Family Life

How to Make Divorce Less Stressful for Your Children

When it begins to grow clear that a divorce is on the cards, the first thing on any parents’ mind is how they can make the situation work for their children. It’s no secret that this will be upsetting and frightening for children of any age, but there are practical steps we can take to ensure that our children are put first, and brought out to the other side without any needless stress.

How to Make Divorce Less Stressful for Your Children

Read more below.

Keep Everything Divorce-Related Separate from the Family Home

It can be difficult to appreciate the fact that your children have – and need – an entirely different perspective to yours. While you see the family home as being ‘in transition’ as the divorce proceeds, children are less equipped to cope with that sense of things changing.

Whether you and your partner have a turbulent relationship, or remain amicable, shouldn’t matter. Arguments and civil discussions alike should be kept away from the family home, in order to keep your children separate from the practicalities.

Work with a Divorce Solicitor

While you will no doubt be working to keep the legal practicalities of your divorce far away from your children, there is no denying that working with an experienced divorce solicitor  will have a profound impact on the course your divorce takes – and, of course, the toll it takes on you.

What’s more, divorce solicitors hold considerably more experience in understanding your rights as a parent, and working to find a fair and manageable solution for childcare following your separation.

For this reason alone, it is far better to work with a firm that shows a strong commitment to avoiding confrontation, while working steadfastly toward a solution that is fair for you and your children. For instance, Willans, a respected divorce solicitors in Cheltenham, are members of Resolution, an organisation dedicated to ensuring this delicate balance is struck.

Task objective:
Can you extend the article on making divorce less stressful for children, picking up right after its final sentence?

Provided information:

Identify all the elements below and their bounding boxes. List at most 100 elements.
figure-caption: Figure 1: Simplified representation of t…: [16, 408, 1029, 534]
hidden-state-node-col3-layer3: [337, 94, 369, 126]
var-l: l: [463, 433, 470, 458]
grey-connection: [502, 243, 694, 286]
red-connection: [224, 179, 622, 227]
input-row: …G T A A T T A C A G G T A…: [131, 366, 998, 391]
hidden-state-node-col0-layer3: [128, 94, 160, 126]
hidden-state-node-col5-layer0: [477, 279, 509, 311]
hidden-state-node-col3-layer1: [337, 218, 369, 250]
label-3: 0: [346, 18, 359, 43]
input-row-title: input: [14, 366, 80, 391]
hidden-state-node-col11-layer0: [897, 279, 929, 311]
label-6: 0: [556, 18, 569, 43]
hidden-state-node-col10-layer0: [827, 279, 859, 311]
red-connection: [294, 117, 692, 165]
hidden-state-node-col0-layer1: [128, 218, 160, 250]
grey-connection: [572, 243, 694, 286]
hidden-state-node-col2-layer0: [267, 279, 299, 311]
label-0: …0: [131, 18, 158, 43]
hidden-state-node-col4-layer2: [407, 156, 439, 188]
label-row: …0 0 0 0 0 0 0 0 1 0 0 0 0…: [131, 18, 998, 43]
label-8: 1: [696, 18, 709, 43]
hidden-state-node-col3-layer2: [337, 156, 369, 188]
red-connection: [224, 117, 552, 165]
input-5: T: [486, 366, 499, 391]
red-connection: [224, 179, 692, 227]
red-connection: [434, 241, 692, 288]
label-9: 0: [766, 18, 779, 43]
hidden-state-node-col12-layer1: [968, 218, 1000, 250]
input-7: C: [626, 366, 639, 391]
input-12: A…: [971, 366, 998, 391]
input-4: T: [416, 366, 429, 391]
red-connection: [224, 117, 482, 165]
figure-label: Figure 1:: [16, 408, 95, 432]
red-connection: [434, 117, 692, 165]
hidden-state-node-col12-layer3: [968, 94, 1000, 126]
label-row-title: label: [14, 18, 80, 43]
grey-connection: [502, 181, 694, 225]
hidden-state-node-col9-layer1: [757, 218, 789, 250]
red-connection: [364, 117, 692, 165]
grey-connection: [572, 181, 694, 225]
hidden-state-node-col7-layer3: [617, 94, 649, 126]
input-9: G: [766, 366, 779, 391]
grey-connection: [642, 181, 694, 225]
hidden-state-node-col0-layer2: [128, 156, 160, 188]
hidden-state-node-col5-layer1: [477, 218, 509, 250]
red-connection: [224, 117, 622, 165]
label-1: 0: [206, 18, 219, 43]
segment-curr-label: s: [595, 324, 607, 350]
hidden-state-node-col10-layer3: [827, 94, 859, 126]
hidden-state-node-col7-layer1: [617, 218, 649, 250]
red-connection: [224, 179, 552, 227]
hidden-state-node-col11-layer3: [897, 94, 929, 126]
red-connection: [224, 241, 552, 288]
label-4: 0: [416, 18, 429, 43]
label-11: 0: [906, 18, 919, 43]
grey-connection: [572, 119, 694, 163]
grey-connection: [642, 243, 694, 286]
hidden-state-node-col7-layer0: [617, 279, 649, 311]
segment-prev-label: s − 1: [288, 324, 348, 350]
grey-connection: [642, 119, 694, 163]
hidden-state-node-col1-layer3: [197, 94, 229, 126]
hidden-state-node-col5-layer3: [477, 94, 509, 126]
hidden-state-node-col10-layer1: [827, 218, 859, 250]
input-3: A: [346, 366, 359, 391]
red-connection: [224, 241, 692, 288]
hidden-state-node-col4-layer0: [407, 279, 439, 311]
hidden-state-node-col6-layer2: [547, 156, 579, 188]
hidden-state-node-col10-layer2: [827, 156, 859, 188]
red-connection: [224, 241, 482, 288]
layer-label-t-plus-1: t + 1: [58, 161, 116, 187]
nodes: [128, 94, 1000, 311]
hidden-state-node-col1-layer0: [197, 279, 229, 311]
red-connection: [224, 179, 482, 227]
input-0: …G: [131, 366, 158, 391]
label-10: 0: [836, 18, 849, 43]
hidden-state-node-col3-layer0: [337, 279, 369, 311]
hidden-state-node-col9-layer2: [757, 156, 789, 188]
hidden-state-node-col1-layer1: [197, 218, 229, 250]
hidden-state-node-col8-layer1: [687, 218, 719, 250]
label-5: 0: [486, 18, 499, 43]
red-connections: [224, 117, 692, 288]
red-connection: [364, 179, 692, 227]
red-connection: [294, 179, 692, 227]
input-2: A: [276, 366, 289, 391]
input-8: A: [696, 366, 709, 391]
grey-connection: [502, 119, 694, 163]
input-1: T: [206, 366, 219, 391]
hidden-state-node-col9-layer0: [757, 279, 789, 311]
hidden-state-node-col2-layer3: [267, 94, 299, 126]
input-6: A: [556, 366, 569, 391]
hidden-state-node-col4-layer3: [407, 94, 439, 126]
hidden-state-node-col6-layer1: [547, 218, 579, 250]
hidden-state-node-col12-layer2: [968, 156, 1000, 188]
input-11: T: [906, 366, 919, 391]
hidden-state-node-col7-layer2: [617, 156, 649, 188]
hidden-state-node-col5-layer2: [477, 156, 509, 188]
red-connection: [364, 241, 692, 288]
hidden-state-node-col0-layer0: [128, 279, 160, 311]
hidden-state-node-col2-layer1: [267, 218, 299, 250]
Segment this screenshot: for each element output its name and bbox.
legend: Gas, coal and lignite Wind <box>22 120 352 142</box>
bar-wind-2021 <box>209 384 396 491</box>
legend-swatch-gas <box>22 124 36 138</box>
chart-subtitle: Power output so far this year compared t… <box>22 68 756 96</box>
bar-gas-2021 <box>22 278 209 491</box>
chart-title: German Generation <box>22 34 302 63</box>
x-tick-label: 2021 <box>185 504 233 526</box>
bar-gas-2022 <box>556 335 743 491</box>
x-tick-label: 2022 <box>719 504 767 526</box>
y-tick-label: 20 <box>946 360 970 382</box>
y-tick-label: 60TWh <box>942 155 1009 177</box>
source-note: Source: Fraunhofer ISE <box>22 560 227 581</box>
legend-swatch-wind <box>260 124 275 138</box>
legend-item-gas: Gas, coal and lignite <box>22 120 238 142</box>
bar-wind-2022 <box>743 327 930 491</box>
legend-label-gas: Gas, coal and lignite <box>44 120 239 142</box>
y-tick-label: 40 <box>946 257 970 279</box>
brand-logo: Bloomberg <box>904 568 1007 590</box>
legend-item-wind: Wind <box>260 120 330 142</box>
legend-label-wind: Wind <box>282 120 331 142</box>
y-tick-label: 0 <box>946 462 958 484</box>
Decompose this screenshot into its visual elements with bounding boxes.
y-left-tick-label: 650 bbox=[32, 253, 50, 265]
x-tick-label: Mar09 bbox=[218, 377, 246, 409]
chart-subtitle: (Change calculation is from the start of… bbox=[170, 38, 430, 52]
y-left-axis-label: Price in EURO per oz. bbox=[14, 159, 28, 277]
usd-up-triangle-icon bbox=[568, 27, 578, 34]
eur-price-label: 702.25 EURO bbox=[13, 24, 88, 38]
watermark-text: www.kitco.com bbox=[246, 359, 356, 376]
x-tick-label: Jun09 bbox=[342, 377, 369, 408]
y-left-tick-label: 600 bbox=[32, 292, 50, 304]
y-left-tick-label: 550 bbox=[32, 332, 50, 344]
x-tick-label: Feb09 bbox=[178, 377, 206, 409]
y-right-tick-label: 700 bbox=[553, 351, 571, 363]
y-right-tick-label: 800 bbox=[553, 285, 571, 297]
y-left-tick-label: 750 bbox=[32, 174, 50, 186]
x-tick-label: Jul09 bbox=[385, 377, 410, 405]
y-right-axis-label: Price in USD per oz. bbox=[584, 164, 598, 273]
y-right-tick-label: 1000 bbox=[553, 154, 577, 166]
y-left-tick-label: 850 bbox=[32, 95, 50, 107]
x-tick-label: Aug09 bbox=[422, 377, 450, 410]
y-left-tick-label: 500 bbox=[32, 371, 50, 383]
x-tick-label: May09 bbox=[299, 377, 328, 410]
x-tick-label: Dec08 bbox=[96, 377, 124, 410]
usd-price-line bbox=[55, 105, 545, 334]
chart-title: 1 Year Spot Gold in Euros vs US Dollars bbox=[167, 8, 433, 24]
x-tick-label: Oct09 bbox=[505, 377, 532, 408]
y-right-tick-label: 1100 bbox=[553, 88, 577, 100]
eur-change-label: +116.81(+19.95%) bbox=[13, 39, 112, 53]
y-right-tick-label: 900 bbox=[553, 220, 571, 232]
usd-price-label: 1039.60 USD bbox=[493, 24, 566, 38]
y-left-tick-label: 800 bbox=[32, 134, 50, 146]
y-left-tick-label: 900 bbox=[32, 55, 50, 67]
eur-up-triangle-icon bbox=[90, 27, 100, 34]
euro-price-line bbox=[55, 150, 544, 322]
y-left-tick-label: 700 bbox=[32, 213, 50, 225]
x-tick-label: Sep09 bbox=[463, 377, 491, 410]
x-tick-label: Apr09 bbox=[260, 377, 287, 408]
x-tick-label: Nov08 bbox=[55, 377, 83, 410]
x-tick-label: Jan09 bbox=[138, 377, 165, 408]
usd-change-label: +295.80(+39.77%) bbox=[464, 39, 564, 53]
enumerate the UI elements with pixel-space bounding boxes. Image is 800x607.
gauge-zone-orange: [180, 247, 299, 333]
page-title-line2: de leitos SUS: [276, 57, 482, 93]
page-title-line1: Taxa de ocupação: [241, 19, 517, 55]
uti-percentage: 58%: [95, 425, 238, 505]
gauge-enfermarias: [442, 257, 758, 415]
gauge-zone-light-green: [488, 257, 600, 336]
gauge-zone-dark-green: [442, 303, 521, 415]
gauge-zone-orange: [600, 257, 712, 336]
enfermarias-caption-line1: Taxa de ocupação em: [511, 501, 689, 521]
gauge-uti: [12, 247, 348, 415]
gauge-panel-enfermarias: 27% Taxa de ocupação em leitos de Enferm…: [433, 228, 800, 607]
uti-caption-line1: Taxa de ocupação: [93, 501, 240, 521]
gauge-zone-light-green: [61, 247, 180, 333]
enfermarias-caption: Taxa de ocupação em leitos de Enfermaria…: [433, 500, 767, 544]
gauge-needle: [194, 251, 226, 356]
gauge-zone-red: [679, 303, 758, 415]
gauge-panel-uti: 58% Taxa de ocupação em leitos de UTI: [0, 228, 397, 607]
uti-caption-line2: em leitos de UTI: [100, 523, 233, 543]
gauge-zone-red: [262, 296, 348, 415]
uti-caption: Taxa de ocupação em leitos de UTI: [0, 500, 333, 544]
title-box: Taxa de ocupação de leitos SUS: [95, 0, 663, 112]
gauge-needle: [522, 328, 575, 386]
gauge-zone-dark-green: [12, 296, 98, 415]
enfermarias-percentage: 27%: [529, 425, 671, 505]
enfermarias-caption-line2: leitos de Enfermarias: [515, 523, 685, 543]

Response to this task:
Plan Everything Ahead

For any child, splitting their time between two separate households represents a major change, and something that can take a long time to get used to.

A lack of forward planning on your part can easily make everything worse. Children can sense when their parents are feeling lost or stressed – and, of course, will know when they are being ferried back-and-forth without any real, workable structure.

So, whether it’s the weekend or the summer holidays, you need to put the time into creating a clear and manageable structure with your ex-partner, in order to keep things running smoothly for your children.

Stick to One Story

Getting your children to understand the divorce only represents one side of the situation. The other side goes on for much longer than a single conversation, and relies on you being able to continue to put your children first, even if it’s difficult.

We are talking, of course, about maintaining a certain level of respect for your ex-partner as you continue to co-parent and share custody – at least as far as your children are concerned – and not letting any frustrations cause you to cast them in a negative light in front of your children.

Remember how you initially explained the divorce to your children, and continue to follow that same vein of amicableness and mutual respect for the years to come.